Exercise> Make an exact copy of the data below, leaving out every picture.

Supplied information>
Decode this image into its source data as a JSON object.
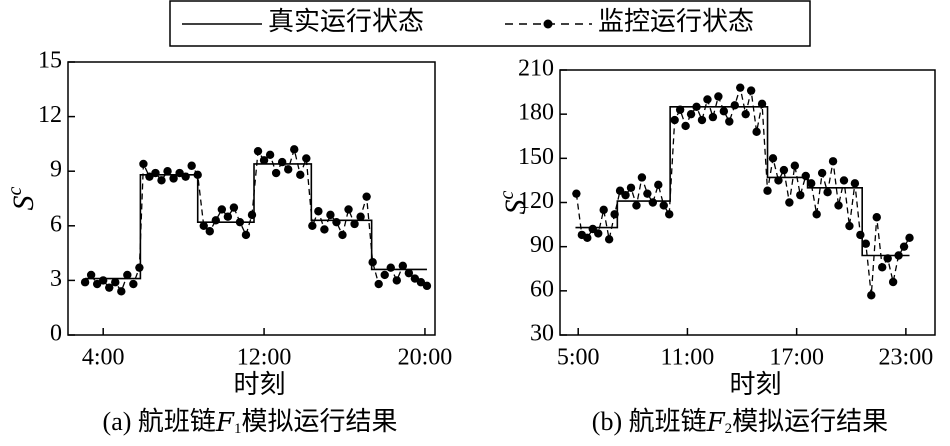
{
  "chart_data": [
    {
      "type": "line",
      "xlabel": "时刻",
      "ylabel": "S",
      "ylabel_superscript": "c",
      "caption": [
        "(a) 航班链",
        "F",
        "1",
        "模拟运行结果"
      ],
      "xlim": [
        2.25,
        20.5
      ],
      "xticks": [
        {
          "value": 4,
          "label": "4:00"
        },
        {
          "value": 12,
          "label": "12:00"
        },
        {
          "value": 20,
          "label": "20:00"
        }
      ],
      "ylim": [
        0,
        15
      ],
      "yticks": [
        0,
        3,
        6,
        9,
        12,
        15
      ],
      "series": [
        {
          "name": "真实运行状态",
          "color": "#000000",
          "line_style": "solid",
          "marker": false,
          "x": [
            3.1,
            5.85,
            5.85,
            8.7,
            8.7,
            11.5,
            11.5,
            14.35,
            14.35,
            17.35,
            17.35,
            20.1
          ],
          "values": [
            3.1,
            3.1,
            8.8,
            8.8,
            6.2,
            6.2,
            9.4,
            9.4,
            6.3,
            6.3,
            3.6,
            3.6
          ]
        },
        {
          "name": "监控运行状态",
          "color": "#000000",
          "line_style": "dashed",
          "marker": true,
          "x": [
            3.1,
            3.4,
            3.7,
            4.0,
            4.3,
            4.6,
            4.9,
            5.2,
            5.5,
            5.8,
            6.0,
            6.3,
            6.6,
            6.9,
            7.2,
            7.5,
            7.8,
            8.1,
            8.4,
            8.7,
            9.0,
            9.3,
            9.6,
            9.9,
            10.2,
            10.5,
            10.8,
            11.1,
            11.4,
            11.7,
            12.0,
            12.3,
            12.6,
            12.9,
            13.2,
            13.5,
            13.8,
            14.1,
            14.4,
            14.7,
            15.0,
            15.3,
            15.6,
            15.9,
            16.2,
            16.5,
            16.8,
            17.1,
            17.4,
            17.7,
            18.0,
            18.3,
            18.6,
            18.9,
            19.2,
            19.5,
            19.8,
            20.1
          ],
          "values": [
            2.9,
            3.3,
            2.8,
            3.0,
            2.6,
            2.9,
            2.4,
            3.3,
            2.8,
            3.7,
            9.4,
            8.7,
            8.9,
            8.5,
            9.0,
            8.6,
            8.9,
            8.7,
            9.3,
            8.8,
            6.0,
            5.7,
            6.3,
            6.9,
            6.5,
            7.0,
            6.2,
            5.5,
            6.6,
            10.1,
            9.6,
            9.9,
            8.9,
            9.5,
            9.1,
            10.2,
            8.8,
            9.7,
            6.0,
            6.8,
            5.8,
            6.6,
            6.2,
            5.5,
            6.9,
            6.1,
            6.5,
            7.6,
            4.0,
            2.8,
            3.3,
            3.7,
            3.0,
            3.8,
            3.4,
            3.1,
            2.9,
            2.7
          ]
        }
      ]
    },
    {
      "type": "line",
      "xlabel": "时刻",
      "ylabel": "S",
      "ylabel_superscript": "c",
      "caption": [
        "(b) 航班链",
        "F",
        "2",
        "模拟运行结果"
      ],
      "xlim": [
        4.0,
        24.6
      ],
      "xticks": [
        {
          "value": 5,
          "label": "5:00"
        },
        {
          "value": 11,
          "label": "11:00"
        },
        {
          "value": 17,
          "label": "17:00"
        },
        {
          "value": 23,
          "label": "23:00"
        }
      ],
      "ylim": [
        30,
        210
      ],
      "yticks": [
        30,
        60,
        90,
        120,
        150,
        180,
        210
      ],
      "series": [
        {
          "name": "真实运行状态",
          "color": "#000000",
          "line_style": "solid",
          "marker": false,
          "x": [
            4.85,
            7.15,
            7.15,
            10.05,
            10.05,
            15.4,
            15.4,
            17.6,
            17.6,
            20.6,
            20.6,
            23.2
          ],
          "values": [
            103,
            103,
            121,
            121,
            185,
            185,
            137,
            137,
            130,
            130,
            84,
            84
          ]
        },
        {
          "name": "监控运行状态",
          "color": "#000000",
          "line_style": "dashed",
          "marker": true,
          "x": [
            4.9,
            5.2,
            5.5,
            5.8,
            6.1,
            6.4,
            6.7,
            7.0,
            7.3,
            7.6,
            7.9,
            8.2,
            8.5,
            8.8,
            9.1,
            9.4,
            9.7,
            10.0,
            10.3,
            10.6,
            10.9,
            11.2,
            11.5,
            11.8,
            12.1,
            12.4,
            12.7,
            13.0,
            13.3,
            13.6,
            13.9,
            14.2,
            14.5,
            14.8,
            15.1,
            15.4,
            15.7,
            16.0,
            16.3,
            16.6,
            16.9,
            17.2,
            17.5,
            17.8,
            18.1,
            18.4,
            18.7,
            19.0,
            19.3,
            19.6,
            19.9,
            20.2,
            20.5,
            20.8,
            21.1,
            21.4,
            21.7,
            22.0,
            22.3,
            22.6,
            22.9,
            23.2
          ],
          "values": [
            126,
            98,
            96,
            102,
            99,
            115,
            95,
            112,
            128,
            125,
            130,
            118,
            137,
            126,
            120,
            132,
            118,
            112,
            176,
            183,
            172,
            180,
            185,
            176,
            190,
            178,
            192,
            182,
            175,
            186,
            198,
            180,
            196,
            168,
            187,
            128,
            150,
            135,
            142,
            120,
            145,
            125,
            138,
            133,
            112,
            140,
            127,
            148,
            118,
            135,
            104,
            133,
            98,
            92,
            57,
            110,
            76,
            82,
            66,
            84,
            90,
            96
          ]
        }
      ]
    }
  ]
}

Written response>
Decode this image into its source data as a JSON object.
{
  "chart_data": [
    {
      "type": "line",
      "xlabel": "时刻",
      "ylabel": "S",
      "ylabel_superscript": "c",
      "caption": [
        "(a) 航班链",
        "F",
        "1",
        "模拟运行结果"
      ],
      "xlim": [
        2.25,
        20.5
      ],
      "xticks": [
        {
          "value": 4,
          "label": "4:00"
        },
        {
          "value": 12,
          "label": "12:00"
        },
        {
          "value": 20,
          "label": "20:00"
        }
      ],
      "ylim": [
        0,
        15
      ],
      "yticks": [
        0,
        3,
        6,
        9,
        12,
        15
      ],
      "series": [
        {
          "name": "真实运行状态",
          "color": "#000000",
          "line_style": "solid",
          "marker": false,
          "x": [
            3.1,
            5.85,
            5.85,
            8.7,
            8.7,
            11.5,
            11.5,
            14.35,
            14.35,
            17.35,
            17.35,
            20.1
          ],
          "values": [
            3.1,
            3.1,
            8.8,
            8.8,
            6.2,
            6.2,
            9.4,
            9.4,
            6.3,
            6.3,
            3.6,
            3.6
          ]
        },
        {
          "name": "监控运行状态",
          "color": "#000000",
          "line_style": "dashed",
          "marker": true,
          "x": [
            3.1,
            3.4,
            3.7,
            4.0,
            4.3,
            4.6,
            4.9,
            5.2,
            5.5,
            5.8,
            6.0,
            6.3,
            6.6,
            6.9,
            7.2,
            7.5,
            7.8,
            8.1,
            8.4,
            8.7,
            9.0,
            9.3,
            9.6,
            9.9,
            10.2,
            10.5,
            10.8,
            11.1,
            11.4,
            11.7,
            12.0,
            12.3,
            12.6,
            12.9,
            13.2,
            13.5,
            13.8,
            14.1,
            14.4,
            14.7,
            15.0,
            15.3,
            15.6,
            15.9,
            16.2,
            16.5,
            16.8,
            17.1,
            17.4,
            17.7,
            18.0,
            18.3,
            18.6,
            18.9,
            19.2,
            19.5,
            19.8,
            20.1
          ],
          "values": [
            2.9,
            3.3,
            2.8,
            3.0,
            2.6,
            2.9,
            2.4,
            3.3,
            2.8,
            3.7,
            9.4,
            8.7,
            8.9,
            8.5,
            9.0,
            8.6,
            8.9,
            8.7,
            9.3,
            8.8,
            6.0,
            5.7,
            6.3,
            6.9,
            6.5,
            7.0,
            6.2,
            5.5,
            6.6,
            10.1,
            9.6,
            9.9,
            8.9,
            9.5,
            9.1,
            10.2,
            8.8,
            9.7,
            6.0,
            6.8,
            5.8,
            6.6,
            6.2,
            5.5,
            6.9,
            6.1,
            6.5,
            7.6,
            4.0,
            2.8,
            3.3,
            3.7,
            3.0,
            3.8,
            3.4,
            3.1,
            2.9,
            2.7
          ]
        }
      ]
    },
    {
      "type": "line",
      "xlabel": "时刻",
      "ylabel": "S",
      "ylabel_superscript": "c",
      "caption": [
        "(b) 航班链",
        "F",
        "2",
        "模拟运行结果"
      ],
      "xlim": [
        4.0,
        24.6
      ],
      "xticks": [
        {
          "value": 5,
          "label": "5:00"
        },
        {
          "value": 11,
          "label": "11:00"
        },
        {
          "value": 17,
          "label": "17:00"
        },
        {
          "value": 23,
          "label": "23:00"
        }
      ],
      "ylim": [
        30,
        210
      ],
      "yticks": [
        30,
        60,
        90,
        120,
        150,
        180,
        210
      ],
      "series": [
        {
          "name": "真实运行状态",
          "color": "#000000",
          "line_style": "solid",
          "marker": false,
          "x": [
            4.85,
            7.15,
            7.15,
            10.05,
            10.05,
            15.4,
            15.4,
            17.6,
            17.6,
            20.6,
            20.6,
            23.2
          ],
          "values": [
            103,
            103,
            121,
            121,
            185,
            185,
            137,
            137,
            130,
            130,
            84,
            84
          ]
        },
        {
          "name": "监控运行状态",
          "color": "#000000",
          "line_style": "dashed",
          "marker": true,
          "x": [
            4.9,
            5.2,
            5.5,
            5.8,
            6.1,
            6.4,
            6.7,
            7.0,
            7.3,
            7.6,
            7.9,
            8.2,
            8.5,
            8.8,
            9.1,
            9.4,
            9.7,
            10.0,
            10.3,
            10.6,
            10.9,
            11.2,
            11.5,
            11.8,
            12.1,
            12.4,
            12.7,
            13.0,
            13.3,
            13.6,
            13.9,
            14.2,
            14.5,
            14.8,
            15.1,
            15.4,
            15.7,
            16.0,
            16.3,
            16.6,
            16.9,
            17.2,
            17.5,
            17.8,
            18.1,
            18.4,
            18.7,
            19.0,
            19.3,
            19.6,
            19.9,
            20.2,
            20.5,
            20.8,
            21.1,
            21.4,
            21.7,
            22.0,
            22.3,
            22.6,
            22.9,
            23.2
          ],
          "values": [
            126,
            98,
            96,
            102,
            99,
            115,
            95,
            112,
            128,
            125,
            130,
            118,
            137,
            126,
            120,
            132,
            118,
            112,
            176,
            183,
            172,
            180,
            185,
            176,
            190,
            178,
            192,
            182,
            175,
            186,
            198,
            180,
            196,
            168,
            187,
            128,
            150,
            135,
            142,
            120,
            145,
            125,
            138,
            133,
            112,
            140,
            127,
            148,
            118,
            135,
            104,
            133,
            98,
            92,
            57,
            110,
            76,
            82,
            66,
            84,
            90,
            96
          ]
        }
      ]
    }
  ]
}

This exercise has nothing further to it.